SHORT EXERCISE ->
Reproduce the listing below without changes, except that pictures are left out.

SUPPLIED MATERIAL ->
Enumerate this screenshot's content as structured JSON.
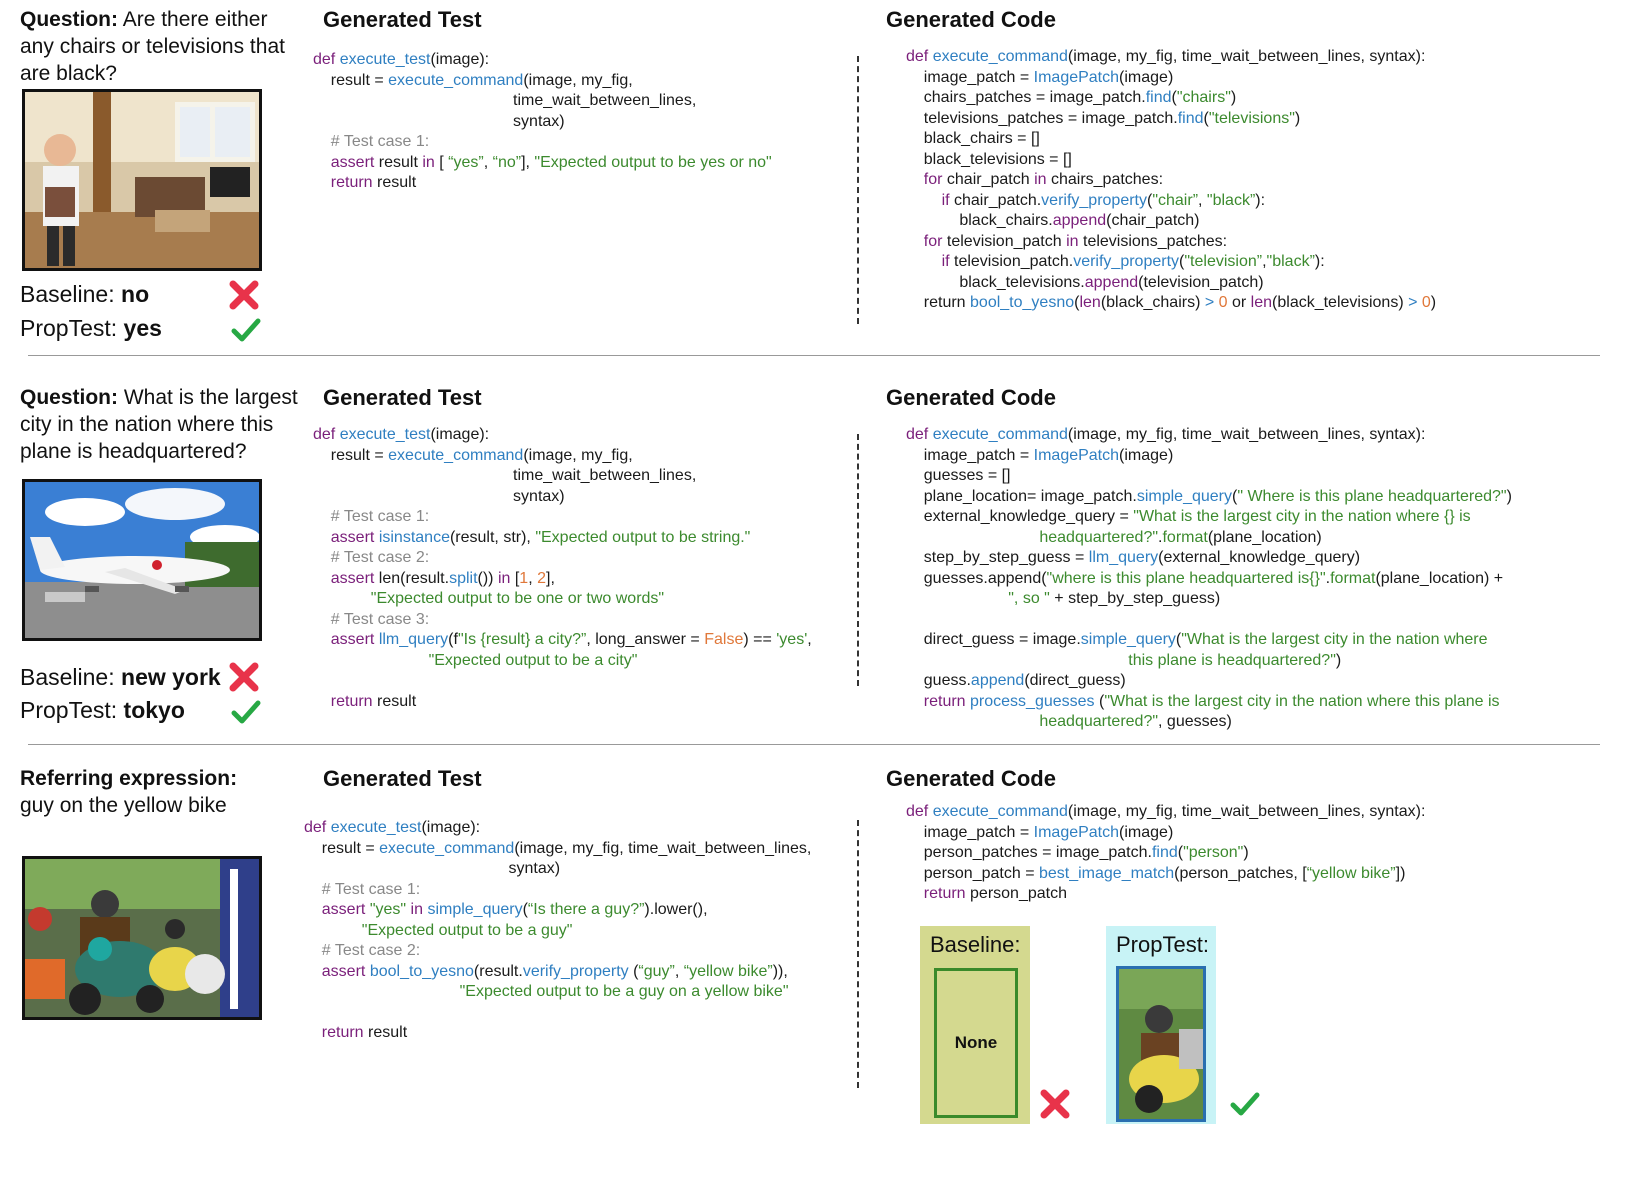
{
  "rows": [
    {
      "question_label": "Question:",
      "question_text": "Are there either any chairs or televisions that are black?",
      "test_header": "Generated Test",
      "code_header": "Generated Code",
      "baseline_label": "Baseline:",
      "baseline_value": "no",
      "proptest_label": "PropTest:",
      "proptest_value": "yes"
    },
    {
      "question_label": "Question:",
      "question_text": "What is the largest city in the nation where this plane is headquartered?",
      "test_header": "Generated Test",
      "code_header": "Generated Code",
      "baseline_label": "Baseline:",
      "baseline_value": "new york",
      "proptest_label": "PropTest:",
      "proptest_value": "tokyo"
    },
    {
      "question_label": "Referring expression:",
      "question_text": "guy on the yellow bike",
      "test_header": "Generated Test",
      "code_header": "Generated Code",
      "baseline_box_label": "Baseline:",
      "baseline_box_value": "None",
      "proptest_box_label": "PropTest:"
    }
  ],
  "colors": {
    "keyword": "#7a1f7a",
    "function": "#2f7fc1",
    "string": "#3c8a2e",
    "comment": "#888888",
    "number": "#e0783a",
    "cross": "#e8334a",
    "check": "#27a844",
    "baseline_box_bg": "#d4d98f",
    "baseline_box_border": "#3a8a2a",
    "proptest_box_bg": "#c8f3f6"
  },
  "icons": [
    "cross-icon",
    "check-icon"
  ]
}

SOLUTION FOR THIS EXERCISE ->
Enumerate this screenshot's content as structured JSON.
{
  "rows": [
    {
      "question_label": "Question:",
      "question_text": "Are there either any chairs or televisions that are black?",
      "test_header": "Generated Test",
      "code_header": "Generated Code",
      "baseline_label": "Baseline:",
      "baseline_value": "no",
      "proptest_label": "PropTest:",
      "proptest_value": "yes"
    },
    {
      "question_label": "Question:",
      "question_text": "What is the largest city in the nation where this plane is headquartered?",
      "test_header": "Generated Test",
      "code_header": "Generated Code",
      "baseline_label": "Baseline:",
      "baseline_value": "new york",
      "proptest_label": "PropTest:",
      "proptest_value": "tokyo"
    },
    {
      "question_label": "Referring expression:",
      "question_text": "guy on the yellow bike",
      "test_header": "Generated Test",
      "code_header": "Generated Code",
      "baseline_box_label": "Baseline:",
      "baseline_box_value": "None",
      "proptest_box_label": "PropTest:"
    }
  ],
  "colors": {
    "keyword": "#7a1f7a",
    "function": "#2f7fc1",
    "string": "#3c8a2e",
    "comment": "#888888",
    "number": "#e0783a",
    "cross": "#e8334a",
    "check": "#27a844",
    "baseline_box_bg": "#d4d98f",
    "baseline_box_border": "#3a8a2a",
    "proptest_box_bg": "#c8f3f6"
  },
  "icons": [
    "cross-icon",
    "check-icon"
  ]
}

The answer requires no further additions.